EXTRACTED DATA =
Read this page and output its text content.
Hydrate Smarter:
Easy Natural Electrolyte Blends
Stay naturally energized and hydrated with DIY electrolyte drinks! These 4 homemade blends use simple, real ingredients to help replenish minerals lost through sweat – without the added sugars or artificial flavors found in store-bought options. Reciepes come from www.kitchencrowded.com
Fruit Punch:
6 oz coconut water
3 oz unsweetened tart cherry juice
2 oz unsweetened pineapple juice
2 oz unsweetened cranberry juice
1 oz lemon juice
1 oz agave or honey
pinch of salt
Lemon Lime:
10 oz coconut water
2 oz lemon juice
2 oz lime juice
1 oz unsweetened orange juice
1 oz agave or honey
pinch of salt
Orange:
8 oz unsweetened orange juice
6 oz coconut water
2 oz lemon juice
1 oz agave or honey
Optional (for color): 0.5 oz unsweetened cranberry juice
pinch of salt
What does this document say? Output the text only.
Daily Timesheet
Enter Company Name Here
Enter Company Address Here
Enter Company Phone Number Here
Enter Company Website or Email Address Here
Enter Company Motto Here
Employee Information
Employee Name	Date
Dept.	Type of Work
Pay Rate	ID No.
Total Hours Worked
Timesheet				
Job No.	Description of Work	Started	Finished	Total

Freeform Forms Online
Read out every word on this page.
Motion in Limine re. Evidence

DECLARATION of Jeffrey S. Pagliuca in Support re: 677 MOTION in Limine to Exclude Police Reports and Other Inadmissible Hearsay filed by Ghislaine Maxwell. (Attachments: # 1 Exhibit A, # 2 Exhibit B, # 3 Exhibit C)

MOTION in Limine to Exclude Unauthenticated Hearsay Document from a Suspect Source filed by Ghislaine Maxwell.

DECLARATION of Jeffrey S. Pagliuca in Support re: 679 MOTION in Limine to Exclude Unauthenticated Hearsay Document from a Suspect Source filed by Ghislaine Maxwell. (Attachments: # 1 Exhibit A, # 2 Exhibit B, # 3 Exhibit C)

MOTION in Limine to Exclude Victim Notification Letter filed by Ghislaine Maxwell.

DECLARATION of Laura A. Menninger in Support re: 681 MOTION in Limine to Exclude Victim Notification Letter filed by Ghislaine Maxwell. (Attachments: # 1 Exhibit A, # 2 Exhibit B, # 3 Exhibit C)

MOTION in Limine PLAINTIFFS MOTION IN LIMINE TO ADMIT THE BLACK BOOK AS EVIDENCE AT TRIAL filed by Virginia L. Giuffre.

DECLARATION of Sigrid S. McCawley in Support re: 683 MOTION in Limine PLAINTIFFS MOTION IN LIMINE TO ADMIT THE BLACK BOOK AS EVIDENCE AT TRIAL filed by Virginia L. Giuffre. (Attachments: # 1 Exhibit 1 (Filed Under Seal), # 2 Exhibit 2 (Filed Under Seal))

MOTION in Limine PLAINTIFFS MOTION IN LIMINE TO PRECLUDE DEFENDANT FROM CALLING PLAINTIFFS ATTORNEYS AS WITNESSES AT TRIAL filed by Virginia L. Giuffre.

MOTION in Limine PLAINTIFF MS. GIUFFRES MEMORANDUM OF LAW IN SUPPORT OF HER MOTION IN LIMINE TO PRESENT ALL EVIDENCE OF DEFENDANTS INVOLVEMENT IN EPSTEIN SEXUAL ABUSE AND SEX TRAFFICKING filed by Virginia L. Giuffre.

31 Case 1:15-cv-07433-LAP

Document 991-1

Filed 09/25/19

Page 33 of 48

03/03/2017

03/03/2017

TASK BRIEF =
Search the records for the string "this" and return every line in which it occurs.

RESULT =
Read this page and output its text content.
What does this document say? Output the text only.
Read out every word on this page.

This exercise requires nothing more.